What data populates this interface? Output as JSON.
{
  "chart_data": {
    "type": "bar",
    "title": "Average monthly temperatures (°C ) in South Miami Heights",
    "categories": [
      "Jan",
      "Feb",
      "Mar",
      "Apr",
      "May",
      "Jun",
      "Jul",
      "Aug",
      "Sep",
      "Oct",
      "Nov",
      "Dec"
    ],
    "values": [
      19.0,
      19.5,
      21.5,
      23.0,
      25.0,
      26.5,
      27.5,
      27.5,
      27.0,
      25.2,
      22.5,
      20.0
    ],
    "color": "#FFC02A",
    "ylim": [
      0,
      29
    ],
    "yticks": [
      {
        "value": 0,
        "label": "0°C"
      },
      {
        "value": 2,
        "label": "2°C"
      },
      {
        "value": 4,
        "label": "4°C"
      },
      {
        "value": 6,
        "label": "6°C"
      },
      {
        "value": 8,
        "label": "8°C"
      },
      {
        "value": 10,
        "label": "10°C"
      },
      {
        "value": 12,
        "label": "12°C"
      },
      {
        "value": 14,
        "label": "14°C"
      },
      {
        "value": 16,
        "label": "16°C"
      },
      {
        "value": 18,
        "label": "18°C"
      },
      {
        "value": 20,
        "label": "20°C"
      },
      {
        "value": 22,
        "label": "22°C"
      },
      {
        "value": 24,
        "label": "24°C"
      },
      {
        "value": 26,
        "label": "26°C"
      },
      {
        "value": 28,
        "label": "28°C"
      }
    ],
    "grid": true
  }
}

════════

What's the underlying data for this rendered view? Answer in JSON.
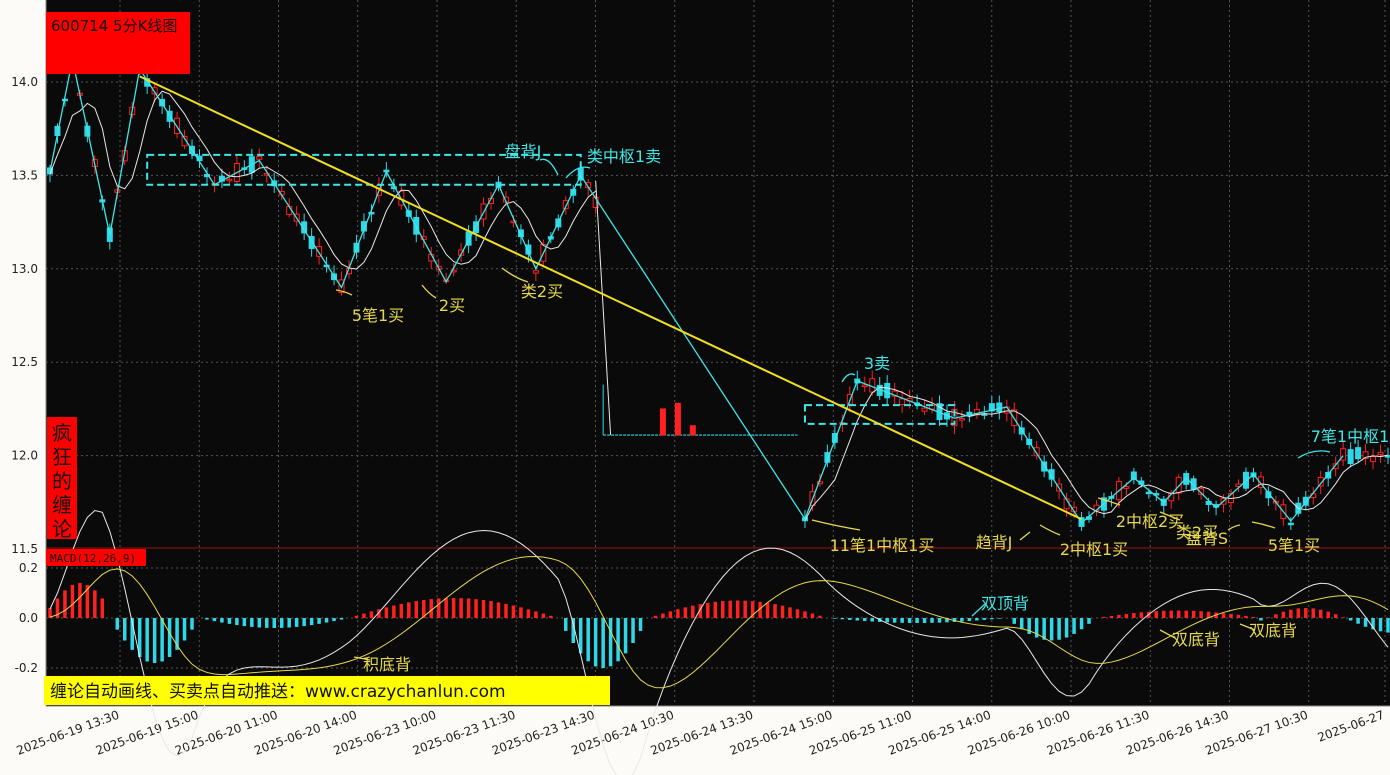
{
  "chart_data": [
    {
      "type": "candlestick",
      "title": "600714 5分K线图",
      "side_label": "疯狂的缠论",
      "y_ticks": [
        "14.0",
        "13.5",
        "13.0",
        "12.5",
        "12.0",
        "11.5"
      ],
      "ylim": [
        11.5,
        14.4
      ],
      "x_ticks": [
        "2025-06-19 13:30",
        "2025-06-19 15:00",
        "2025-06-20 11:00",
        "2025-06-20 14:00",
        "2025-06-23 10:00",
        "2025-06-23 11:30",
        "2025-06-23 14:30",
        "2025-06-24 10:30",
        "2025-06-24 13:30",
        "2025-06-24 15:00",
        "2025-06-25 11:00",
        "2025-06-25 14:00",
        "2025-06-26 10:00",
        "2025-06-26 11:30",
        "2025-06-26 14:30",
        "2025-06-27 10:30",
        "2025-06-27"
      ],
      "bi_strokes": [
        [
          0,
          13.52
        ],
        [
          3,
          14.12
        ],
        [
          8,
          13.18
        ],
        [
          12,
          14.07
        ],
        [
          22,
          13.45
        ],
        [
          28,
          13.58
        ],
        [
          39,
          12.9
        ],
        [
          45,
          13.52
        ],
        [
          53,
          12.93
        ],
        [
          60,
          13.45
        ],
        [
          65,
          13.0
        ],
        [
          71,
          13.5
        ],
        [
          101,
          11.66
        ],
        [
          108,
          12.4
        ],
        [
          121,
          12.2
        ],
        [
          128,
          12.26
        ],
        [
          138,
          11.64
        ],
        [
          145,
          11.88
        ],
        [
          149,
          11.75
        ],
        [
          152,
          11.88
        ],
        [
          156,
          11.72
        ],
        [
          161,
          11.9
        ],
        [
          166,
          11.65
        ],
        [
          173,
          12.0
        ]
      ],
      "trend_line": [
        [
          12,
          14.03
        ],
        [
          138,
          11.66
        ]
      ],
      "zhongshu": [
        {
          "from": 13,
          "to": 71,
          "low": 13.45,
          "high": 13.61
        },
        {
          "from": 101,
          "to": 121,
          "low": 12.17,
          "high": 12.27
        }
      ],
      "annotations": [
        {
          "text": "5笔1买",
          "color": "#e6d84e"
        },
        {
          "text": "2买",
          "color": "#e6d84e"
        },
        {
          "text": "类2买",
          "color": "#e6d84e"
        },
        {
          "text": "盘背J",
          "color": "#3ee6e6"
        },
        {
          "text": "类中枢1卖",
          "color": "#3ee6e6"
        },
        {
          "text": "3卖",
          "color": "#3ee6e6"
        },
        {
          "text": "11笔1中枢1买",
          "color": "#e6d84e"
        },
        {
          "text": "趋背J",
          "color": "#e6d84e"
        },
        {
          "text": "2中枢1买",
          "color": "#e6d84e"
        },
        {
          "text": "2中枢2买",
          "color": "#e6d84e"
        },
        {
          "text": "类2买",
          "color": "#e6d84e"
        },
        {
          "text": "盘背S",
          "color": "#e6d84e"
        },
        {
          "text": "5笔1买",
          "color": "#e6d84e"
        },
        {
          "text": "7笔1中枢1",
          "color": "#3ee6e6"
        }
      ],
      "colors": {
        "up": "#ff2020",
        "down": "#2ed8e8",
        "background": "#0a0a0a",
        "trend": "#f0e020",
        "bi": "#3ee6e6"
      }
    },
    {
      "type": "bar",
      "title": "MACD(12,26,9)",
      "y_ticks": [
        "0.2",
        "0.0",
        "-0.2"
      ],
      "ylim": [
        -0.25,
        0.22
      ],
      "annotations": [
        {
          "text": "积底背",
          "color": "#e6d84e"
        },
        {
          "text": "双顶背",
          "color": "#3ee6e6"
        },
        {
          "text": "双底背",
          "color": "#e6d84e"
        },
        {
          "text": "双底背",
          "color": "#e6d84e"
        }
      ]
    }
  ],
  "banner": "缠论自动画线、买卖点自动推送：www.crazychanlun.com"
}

════════

= Exercise task =
Tell how many lines in the material contain the word "JSON". Only the number is wanted.

= Written answer =
2